** Opening DATA PROVIDED block **

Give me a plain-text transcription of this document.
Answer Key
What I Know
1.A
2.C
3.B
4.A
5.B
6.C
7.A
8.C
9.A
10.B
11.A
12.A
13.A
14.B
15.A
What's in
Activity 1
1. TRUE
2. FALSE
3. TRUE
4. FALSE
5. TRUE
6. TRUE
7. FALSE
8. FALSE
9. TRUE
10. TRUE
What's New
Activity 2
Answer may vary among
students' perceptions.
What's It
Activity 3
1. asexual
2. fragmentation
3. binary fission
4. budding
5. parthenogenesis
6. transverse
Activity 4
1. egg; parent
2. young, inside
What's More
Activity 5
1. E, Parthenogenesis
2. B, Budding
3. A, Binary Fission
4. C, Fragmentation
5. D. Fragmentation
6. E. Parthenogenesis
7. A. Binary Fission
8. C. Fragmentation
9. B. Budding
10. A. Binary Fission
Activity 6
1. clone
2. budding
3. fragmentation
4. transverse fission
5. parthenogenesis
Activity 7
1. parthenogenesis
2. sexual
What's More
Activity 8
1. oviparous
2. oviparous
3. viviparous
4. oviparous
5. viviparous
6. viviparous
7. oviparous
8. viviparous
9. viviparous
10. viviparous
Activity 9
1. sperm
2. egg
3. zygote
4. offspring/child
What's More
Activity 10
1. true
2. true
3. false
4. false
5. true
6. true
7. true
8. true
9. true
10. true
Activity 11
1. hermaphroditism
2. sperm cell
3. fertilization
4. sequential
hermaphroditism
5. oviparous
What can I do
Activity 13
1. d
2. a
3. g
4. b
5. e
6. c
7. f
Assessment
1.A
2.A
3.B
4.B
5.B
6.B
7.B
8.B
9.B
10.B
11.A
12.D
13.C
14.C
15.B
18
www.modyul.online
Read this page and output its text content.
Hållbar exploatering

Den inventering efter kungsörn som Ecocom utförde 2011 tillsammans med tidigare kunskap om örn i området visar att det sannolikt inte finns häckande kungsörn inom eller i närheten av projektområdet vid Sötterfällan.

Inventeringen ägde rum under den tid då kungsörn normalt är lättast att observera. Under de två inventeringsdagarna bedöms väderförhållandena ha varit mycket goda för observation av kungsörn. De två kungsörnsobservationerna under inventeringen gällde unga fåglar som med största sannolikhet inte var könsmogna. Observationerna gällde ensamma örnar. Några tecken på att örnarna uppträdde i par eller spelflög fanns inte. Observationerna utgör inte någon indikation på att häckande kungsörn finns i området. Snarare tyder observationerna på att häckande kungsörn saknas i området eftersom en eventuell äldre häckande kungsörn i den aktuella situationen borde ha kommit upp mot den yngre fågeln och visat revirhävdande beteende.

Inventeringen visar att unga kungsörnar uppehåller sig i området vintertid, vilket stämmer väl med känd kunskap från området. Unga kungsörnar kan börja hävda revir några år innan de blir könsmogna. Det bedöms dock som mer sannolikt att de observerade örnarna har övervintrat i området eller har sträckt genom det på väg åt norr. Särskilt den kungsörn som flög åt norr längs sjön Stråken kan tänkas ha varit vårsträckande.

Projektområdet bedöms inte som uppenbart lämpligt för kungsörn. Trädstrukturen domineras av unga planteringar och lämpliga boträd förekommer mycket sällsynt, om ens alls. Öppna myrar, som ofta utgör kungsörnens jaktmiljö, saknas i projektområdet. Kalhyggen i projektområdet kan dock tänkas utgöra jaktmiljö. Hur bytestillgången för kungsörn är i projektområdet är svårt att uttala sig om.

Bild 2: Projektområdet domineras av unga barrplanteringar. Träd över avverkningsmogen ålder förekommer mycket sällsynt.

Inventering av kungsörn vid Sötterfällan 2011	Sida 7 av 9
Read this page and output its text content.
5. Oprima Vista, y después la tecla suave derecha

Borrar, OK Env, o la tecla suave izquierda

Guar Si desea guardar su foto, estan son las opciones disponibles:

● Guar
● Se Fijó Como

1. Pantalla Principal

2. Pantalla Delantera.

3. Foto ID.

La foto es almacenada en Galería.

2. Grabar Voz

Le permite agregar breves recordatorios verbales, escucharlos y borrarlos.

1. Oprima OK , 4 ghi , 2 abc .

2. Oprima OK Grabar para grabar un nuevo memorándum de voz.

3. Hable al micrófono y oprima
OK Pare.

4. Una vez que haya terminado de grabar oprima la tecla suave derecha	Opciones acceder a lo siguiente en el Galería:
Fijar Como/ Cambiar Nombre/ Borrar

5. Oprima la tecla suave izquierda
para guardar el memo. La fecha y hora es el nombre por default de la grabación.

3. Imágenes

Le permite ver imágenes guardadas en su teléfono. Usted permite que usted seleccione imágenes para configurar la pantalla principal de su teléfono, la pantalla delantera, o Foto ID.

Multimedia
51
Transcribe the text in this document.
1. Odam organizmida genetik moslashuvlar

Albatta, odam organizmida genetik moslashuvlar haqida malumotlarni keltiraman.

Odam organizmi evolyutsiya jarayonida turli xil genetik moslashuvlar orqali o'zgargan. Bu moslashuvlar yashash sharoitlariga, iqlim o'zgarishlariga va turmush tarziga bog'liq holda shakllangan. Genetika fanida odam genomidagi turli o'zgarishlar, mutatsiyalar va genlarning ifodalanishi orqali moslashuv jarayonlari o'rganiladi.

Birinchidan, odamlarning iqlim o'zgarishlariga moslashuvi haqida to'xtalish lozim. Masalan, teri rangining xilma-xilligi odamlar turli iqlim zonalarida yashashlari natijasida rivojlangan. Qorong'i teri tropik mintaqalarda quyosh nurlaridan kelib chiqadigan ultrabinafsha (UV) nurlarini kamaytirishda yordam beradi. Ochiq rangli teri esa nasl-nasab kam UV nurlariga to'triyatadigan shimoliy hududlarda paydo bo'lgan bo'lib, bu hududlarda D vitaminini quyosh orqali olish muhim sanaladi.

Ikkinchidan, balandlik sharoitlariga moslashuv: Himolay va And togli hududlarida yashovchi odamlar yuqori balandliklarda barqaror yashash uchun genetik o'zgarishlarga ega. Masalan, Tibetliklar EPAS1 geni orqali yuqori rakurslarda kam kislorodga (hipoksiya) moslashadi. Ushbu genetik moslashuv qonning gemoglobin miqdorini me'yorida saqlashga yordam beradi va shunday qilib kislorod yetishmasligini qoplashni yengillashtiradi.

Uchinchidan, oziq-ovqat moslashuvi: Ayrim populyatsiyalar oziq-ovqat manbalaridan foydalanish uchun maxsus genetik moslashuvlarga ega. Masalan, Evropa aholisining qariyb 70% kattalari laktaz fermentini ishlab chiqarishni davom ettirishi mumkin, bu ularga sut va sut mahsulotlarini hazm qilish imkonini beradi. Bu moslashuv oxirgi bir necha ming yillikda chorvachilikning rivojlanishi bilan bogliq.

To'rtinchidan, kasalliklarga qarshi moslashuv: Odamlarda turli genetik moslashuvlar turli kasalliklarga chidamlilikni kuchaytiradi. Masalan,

** Closing DATA PROVIDED block **

EXERCISE ->
In your answer, reproduce every entry exactly as it was written.

EXPECTED ANSWER ->
Give me a plain-text transcription of this document.
Answer Key
What I Know
1.A
2.C
3.B
4.A
5.B
6.C
7.A
8.C
9.A
10.B
11.A
12.A
13.A
14.B
15.A
What's in
Activity 1
1. TRUE
2. FALSE
3. TRUE
4. FALSE
5. TRUE
6. TRUE
7. FALSE
8. FALSE
9. TRUE
10. TRUE
What's New
Activity 2
Answer may vary among
students' perceptions.
What's It
Activity 3
1. asexual
2. fragmentation
3. binary fission
4. budding
5. parthenogenesis
6. transverse
Activity 4
1. egg; parent
2. young, inside
What's More
Activity 5
1. E, Parthenogenesis
2. B, Budding
3. A, Binary Fission
4. C, Fragmentation
5. D. Fragmentation
6. E. Parthenogenesis
7. A. Binary Fission
8. C. Fragmentation
9. B. Budding
10. A. Binary Fission
Activity 6
1. clone
2. budding
3. fragmentation
4. transverse fission
5. parthenogenesis
Activity 7
1. parthenogenesis
2. sexual
What's More
Activity 8
1. oviparous
2. oviparous
3. viviparous
4. oviparous
5. viviparous
6. viviparous
7. oviparous
8. viviparous
9. viviparous
10. viviparous
Activity 9
1. sperm
2. egg
3. zygote
4. offspring/child
What's More
Activity 10
1. true
2. true
3. false
4. false
5. true
6. true
7. true
8. true
9. true
10. true
Activity 11
1. hermaphroditism
2. sperm cell
3. fertilization
4. sequential
hermaphroditism
5. oviparous
What can I do
Activity 13
1. d
2. a
3. g
4. b
5. e
6. c
7. f
Assessment
1.A
2.A
3.B
4.B
5.B
6.B
7.B
8.B
9.B
10.B
11.A
12.D
13.C
14.C
15.B
18
www.modyul.online
Read this page and output its text content.
Hållbar exploatering

Den inventering efter kungsörn som Ecocom utförde 2011 tillsammans med tidigare kunskap om örn i området visar att det sannolikt inte finns häckande kungsörn inom eller i närheten av projektområdet vid Sötterfällan.

Inventeringen ägde rum under den tid då kungsörn normalt är lättast att observera. Under de två inventeringsdagarna bedöms väderförhållandena ha varit mycket goda för observation av kungsörn. De två kungsörnsobservationerna under inventeringen gällde unga fåglar som med största sannolikhet inte var könsmogna. Observationerna gällde ensamma örnar. Några tecken på att örnarna uppträdde i par eller spelflög fanns inte. Observationerna utgör inte någon indikation på att häckande kungsörn finns i området. Snarare tyder observationerna på att häckande kungsörn saknas i området eftersom en eventuell äldre häckande kungsörn i den aktuella situationen borde ha kommit upp mot den yngre fågeln och visat revirhävdande beteende.

Inventeringen visar att unga kungsörnar uppehåller sig i området vintertid, vilket stämmer väl med känd kunskap från området. Unga kungsörnar kan börja hävda revir några år innan de blir könsmogna. Det bedöms dock som mer sannolikt att de observerade örnarna har övervintrat i området eller har sträckt genom det på väg åt norr. Särskilt den kungsörn som flög åt norr längs sjön Stråken kan tänkas ha varit vårsträckande.

Projektområdet bedöms inte som uppenbart lämpligt för kungsörn. Trädstrukturen domineras av unga planteringar och lämpliga boträd förekommer mycket sällsynt, om ens alls. Öppna myrar, som ofta utgör kungsörnens jaktmiljö, saknas i projektområdet. Kalhyggen i projektområdet kan dock tänkas utgöra jaktmiljö. Hur bytestillgången för kungsörn är i projektområdet är svårt att uttala sig om.

Bild 2: Projektområdet domineras av unga barrplanteringar. Träd över avverkningsmogen ålder förekommer mycket sällsynt.

Inventering av kungsörn vid Sötterfällan 2011	Sida 7 av 9
Read this page and output its text content.
5. Oprima Vista, y después la tecla suave derecha

Borrar, OK Env, o la tecla suave izquierda

Guar Si desea guardar su foto, estan son las opciones disponibles:

● Guar
● Se Fijó Como

1. Pantalla Principal

2. Pantalla Delantera.

3. Foto ID.

La foto es almacenada en Galería.

2. Grabar Voz

Le permite agregar breves recordatorios verbales, escucharlos y borrarlos.

1. Oprima OK , 4 ghi , 2 abc .

2. Oprima OK Grabar para grabar un nuevo memorándum de voz.

3. Hable al micrófono y oprima
OK Pare.

4. Una vez que haya terminado de grabar oprima la tecla suave derecha	Opciones acceder a lo siguiente en el Galería:
Fijar Como/ Cambiar Nombre/ Borrar

5. Oprima la tecla suave izquierda
para guardar el memo. La fecha y hora es el nombre por default de la grabación.

3. Imágenes

Le permite ver imágenes guardadas en su teléfono. Usted permite que usted seleccione imágenes para configurar la pantalla principal de su teléfono, la pantalla delantera, o Foto ID.

Multimedia
51
Transcribe the text in this document.
1. Odam organizmida genetik moslashuvlar

Albatta, odam organizmida genetik moslashuvlar haqida malumotlarni keltiraman.

Odam organizmi evolyutsiya jarayonida turli xil genetik moslashuvlar orqali o'zgargan. Bu moslashuvlar yashash sharoitlariga, iqlim o'zgarishlariga va turmush tarziga bog'liq holda shakllangan. Genetika fanida odam genomidagi turli o'zgarishlar, mutatsiyalar va genlarning ifodalanishi orqali moslashuv jarayonlari o'rganiladi.

Birinchidan, odamlarning iqlim o'zgarishlariga moslashuvi haqida to'xtalish lozim. Masalan, teri rangining xilma-xilligi odamlar turli iqlim zonalarida yashashlari natijasida rivojlangan. Qorong'i teri tropik mintaqalarda quyosh nurlaridan kelib chiqadigan ultrabinafsha (UV) nurlarini kamaytirishda yordam beradi. Ochiq rangli teri esa nasl-nasab kam UV nurlariga to'triyatadigan shimoliy hududlarda paydo bo'lgan bo'lib, bu hududlarda D vitaminini quyosh orqali olish muhim sanaladi.

Ikkinchidan, balandlik sharoitlariga moslashuv: Himolay va And togli hududlarida yashovchi odamlar yuqori balandliklarda barqaror yashash uchun genetik o'zgarishlarga ega. Masalan, Tibetliklar EPAS1 geni orqali yuqori rakurslarda kam kislorodga (hipoksiya) moslashadi. Ushbu genetik moslashuv qonning gemoglobin miqdorini me'yorida saqlashga yordam beradi va shunday qilib kislorod yetishmasligini qoplashni yengillashtiradi.

Uchinchidan, oziq-ovqat moslashuvi: Ayrim populyatsiyalar oziq-ovqat manbalaridan foydalanish uchun maxsus genetik moslashuvlarga ega. Masalan, Evropa aholisining qariyb 70% kattalari laktaz fermentini ishlab chiqarishni davom ettirishi mumkin, bu ularga sut va sut mahsulotlarini hazm qilish imkonini beradi. Bu moslashuv oxirgi bir necha ming yillikda chorvachilikning rivojlanishi bilan bogliq.

To'rtinchidan, kasalliklarga qarshi moslashuv: Odamlarda turli genetik moslashuvlar turli kasalliklarga chidamlilikni kuchaytiradi. Masalan,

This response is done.